-------- Wybrany fragment

Bez uprawnień i z tablicami od innego pojazdu. Motocykliście grozi do 5 lat więzienia
W Moszczance policjanci ryckiej drogówki zatrzymali motocyklistę, który nie tylko prowadził pojazd bez wymaganych uprawnień, ale także miał zamontowane tablice rejestracyjne od innego pojazdu. 52-latek z powiatu radomskiego wkrótce odpowie przed sądem.
Sytuacja miała miejsce w piątkowe popołudnie, 30 sierpnia, w Moszczance niedaleko Ryk. Podczas rutynowej kontroli, mundurowi zatrzymali motocyklistę, który przykuł ich uwagę. Okazało się, że kierujący BMW 52-latek nie miał prawa wsiadać za kierownicę – jego uprawnienia zostały mu bowiem wcześniej zatrzymane.
>>> CZYTAJ TAKŻE: Nie zatrzymał się do kontroli, a potem udawał pasażera. Szybko wyszło na jaw, co było powodem
To jednak nie był koniec problemów motocyklisty. W trakcie dalszej kontroli policjanci odkryli, że numer VIN na ramie motocykla nie zgadza się z tym, który widniał w bazie danych. Dodatkowo, przebieg pojazdu różnił się od zapisu w systemie. Ostatecznie okazało się, że BMW, którym poruszał się mężczyzna, miało zamocowane tablice rejestracyjne od innego pojazdu tej samej marki.

----------------
-------- Dostarczone dane

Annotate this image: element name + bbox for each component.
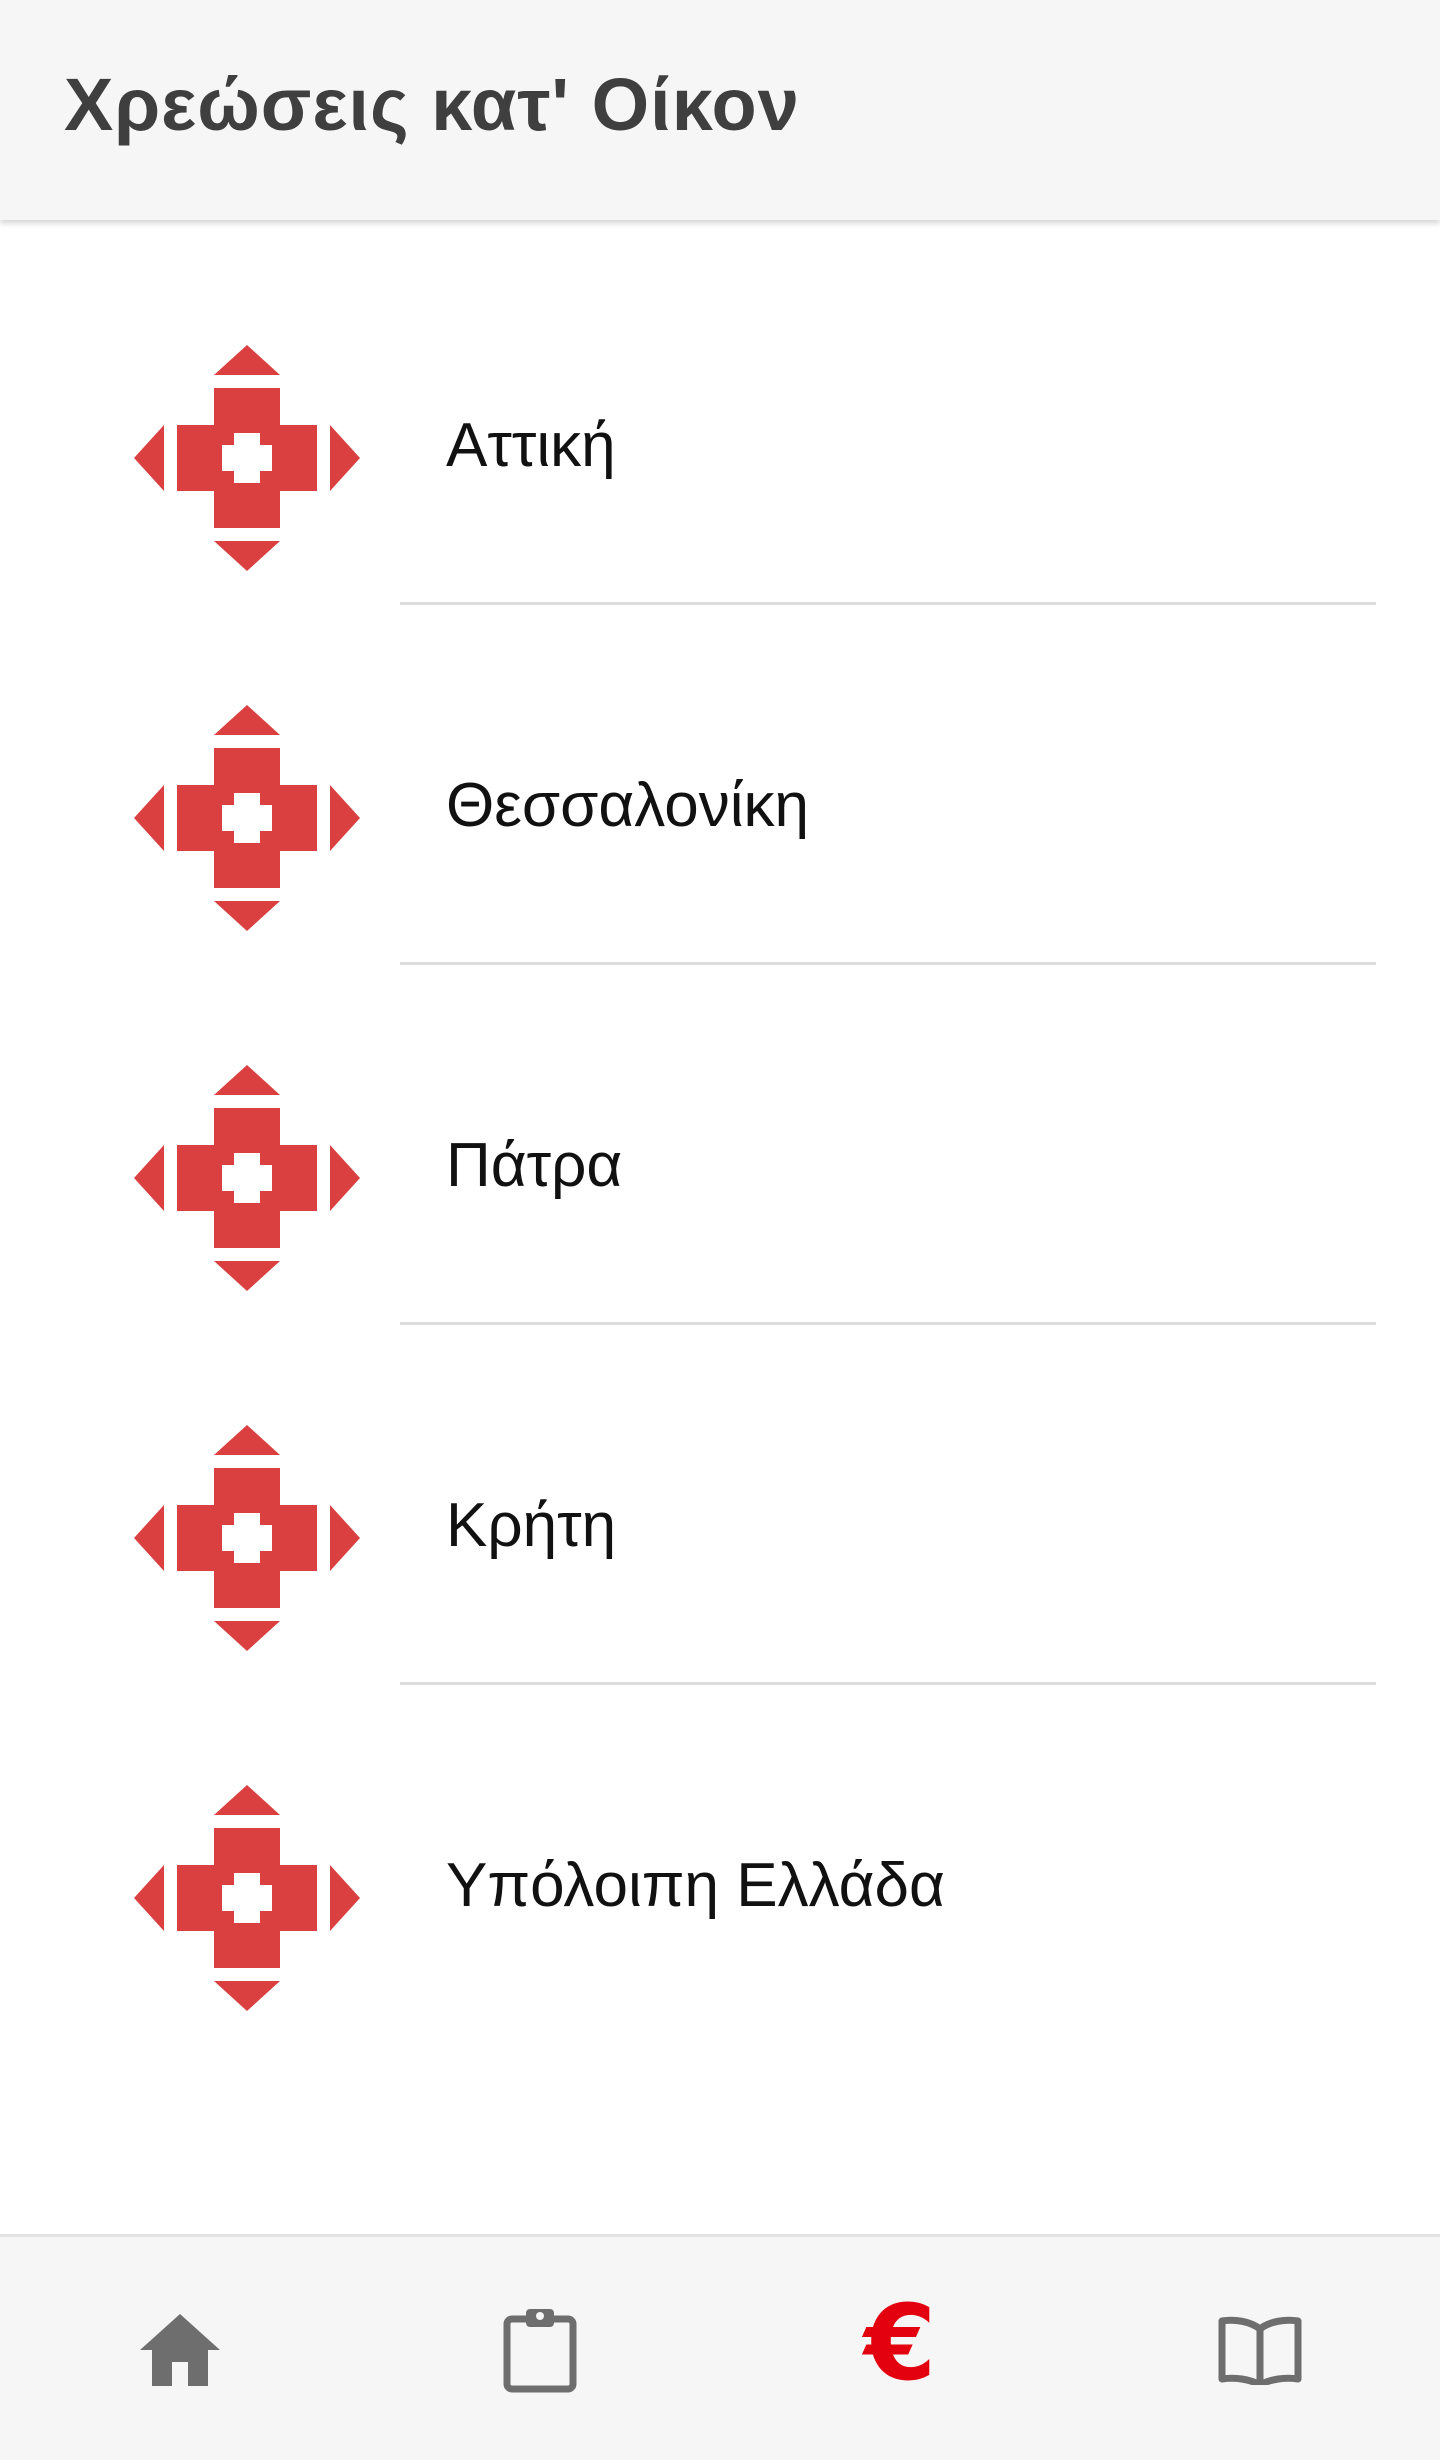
red-cross-logo-icon bbox=[134, 1065, 360, 1291]
red-cross-logo-icon bbox=[134, 705, 360, 931]
region-label: Κρήτη bbox=[446, 1491, 617, 1560]
home-icon bbox=[140, 2314, 220, 2386]
red-cross-logo-icon bbox=[134, 1425, 360, 1651]
region-label: Αττική bbox=[446, 411, 616, 480]
red-cross-logo-icon bbox=[134, 345, 360, 571]
nav-clipboard[interactable] bbox=[360, 2237, 720, 2460]
nav-charges[interactable]: € bbox=[720, 2237, 1080, 2460]
region-label: Υπόλοιπη Ελλάδα bbox=[446, 1851, 945, 1920]
app-screen: Χρεώσεις κατ' Οίκον Αττική Θεσσαλονίκη Π… bbox=[0, 0, 1440, 2460]
page-title: Χρεώσεις κατ' Οίκον bbox=[64, 63, 800, 146]
region-list: Αττική Θεσσαλονίκη Πάτρα Κρήτη Υπόλοιπη … bbox=[0, 220, 1440, 2020]
region-label: Πάτρα bbox=[446, 1131, 623, 1200]
list-item-thessaloniki[interactable]: Θεσσαλονίκη bbox=[0, 580, 1440, 965]
bottom-navigation: € bbox=[0, 2234, 1440, 2460]
clipboard-icon bbox=[503, 2309, 577, 2393]
nav-home[interactable] bbox=[0, 2237, 360, 2460]
book-icon bbox=[1218, 2316, 1302, 2385]
region-label: Θεσσαλονίκη bbox=[446, 771, 810, 840]
nav-book[interactable] bbox=[1080, 2237, 1440, 2460]
list-item-attiki[interactable]: Αττική bbox=[0, 220, 1440, 605]
list-item-patra[interactable]: Πάτρα bbox=[0, 940, 1440, 1325]
euro-icon: € bbox=[863, 2282, 937, 2404]
list-item-kriti[interactable]: Κρήτη bbox=[0, 1300, 1440, 1685]
app-bar: Χρεώσεις κατ' Οίκον bbox=[0, 0, 1440, 220]
list-item-ypoloipi-ellada[interactable]: Υπόλοιπη Ελλάδα bbox=[0, 1660, 1440, 2020]
red-cross-logo-icon bbox=[134, 1785, 360, 2011]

----------------

Lista zadań
1. Czy zdania (a), (b) i (c) zgadzają się z tekstem o motocykliście? Przy każdym odpowiedz „tak” lub „nie” i zacytuj słowa tekstu, które o tym przesądzają. (a) Kontrola odbyła się w piątek, 30 sierpnia. (b) Zatrzymany 52-latek pochodził z powiatu ryckiego. (c) Tablice rejestracyjne na motocyklu pochodziły od pojazdu innej marki.
2. Skopiuj z tekstu o motocykliście fragment, który zaczyna się od słów „Bez uprawnień i”, i zakończ po słowach „bowiem wcześniej zatrzymane.”.

Rozwiązania zadań
1.
(a) Tak: „w piątkowe popołudnie, 30 sierpnia”.
(b) Nie: „52-latek z powiatu radomskiego”.
(c) Nie: „tablice rejestracyjne od innego pojazdu tej samej marki”.

2.
Bez uprawnień i z tablicami od innego pojazdu. Motocykliście grozi do 5 lat więzienia
W Moszczance policjanci ryckiej drogówki zatrzymali motocyklistę, który nie tylko prowadził pojazd bez wymaganych uprawnień, ale także miał zamontowane tablice rejestracyjne od innego pojazdu. 52-latek z powiatu radomskiego wkrótce odpowie przed sądem.
Sytuacja miała miejsce w piątkowe popołudnie, 30 sierpnia, w Moszczance niedaleko Ryk. Podczas rutynowej kontroli, mundurowi zatrzymali motocyklistę, który przykuł ich uwagę. Okazało się, że kierujący BMW 52-latek nie miał prawa wsiadać za kierownicę – jego uprawnienia zostały mu bowiem wcześniej zatrzymane.